_THE REQUEST_
Report back each line of the records that contains the string "SHORT".

_GIVEN RECORDS_
+++++

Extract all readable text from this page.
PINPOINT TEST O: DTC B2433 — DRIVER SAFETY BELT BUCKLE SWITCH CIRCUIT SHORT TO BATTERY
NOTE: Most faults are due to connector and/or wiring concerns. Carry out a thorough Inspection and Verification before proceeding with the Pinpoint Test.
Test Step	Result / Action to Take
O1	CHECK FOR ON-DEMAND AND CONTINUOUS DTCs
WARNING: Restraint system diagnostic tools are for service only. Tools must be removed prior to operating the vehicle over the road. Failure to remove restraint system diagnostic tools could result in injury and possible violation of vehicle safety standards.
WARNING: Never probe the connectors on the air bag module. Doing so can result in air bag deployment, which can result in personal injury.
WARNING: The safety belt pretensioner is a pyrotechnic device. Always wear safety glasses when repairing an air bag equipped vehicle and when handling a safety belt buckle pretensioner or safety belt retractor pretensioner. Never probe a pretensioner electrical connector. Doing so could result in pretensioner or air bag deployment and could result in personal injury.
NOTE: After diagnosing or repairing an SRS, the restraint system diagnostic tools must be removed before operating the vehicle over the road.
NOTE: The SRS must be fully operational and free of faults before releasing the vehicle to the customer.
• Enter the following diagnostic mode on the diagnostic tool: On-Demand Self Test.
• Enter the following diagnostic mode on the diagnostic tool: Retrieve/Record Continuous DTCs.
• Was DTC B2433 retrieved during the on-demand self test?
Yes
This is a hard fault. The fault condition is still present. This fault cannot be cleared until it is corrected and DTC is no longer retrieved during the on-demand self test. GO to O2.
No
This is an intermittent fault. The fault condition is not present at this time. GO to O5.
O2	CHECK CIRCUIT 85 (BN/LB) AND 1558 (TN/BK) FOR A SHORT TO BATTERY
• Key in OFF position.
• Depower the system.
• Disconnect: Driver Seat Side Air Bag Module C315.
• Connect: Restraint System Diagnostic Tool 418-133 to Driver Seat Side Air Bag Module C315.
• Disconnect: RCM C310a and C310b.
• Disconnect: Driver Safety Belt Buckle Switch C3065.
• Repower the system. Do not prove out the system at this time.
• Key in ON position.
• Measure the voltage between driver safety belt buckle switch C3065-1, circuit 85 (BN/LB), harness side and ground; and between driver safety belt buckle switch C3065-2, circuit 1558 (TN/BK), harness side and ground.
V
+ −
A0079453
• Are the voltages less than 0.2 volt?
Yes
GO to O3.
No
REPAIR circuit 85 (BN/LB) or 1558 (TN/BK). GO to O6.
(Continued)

+++++

_RESULT FOR THIS TASK_
PINPOINT TEST O: DTC B2433 — DRIVER SAFETY BELT BUCKLE SWITCH CIRCUIT SHORT TO BATTERY
O2	CHECK CIRCUIT 85 (BN/LB) AND 1558 (TN/BK) FOR A SHORT TO BATTERY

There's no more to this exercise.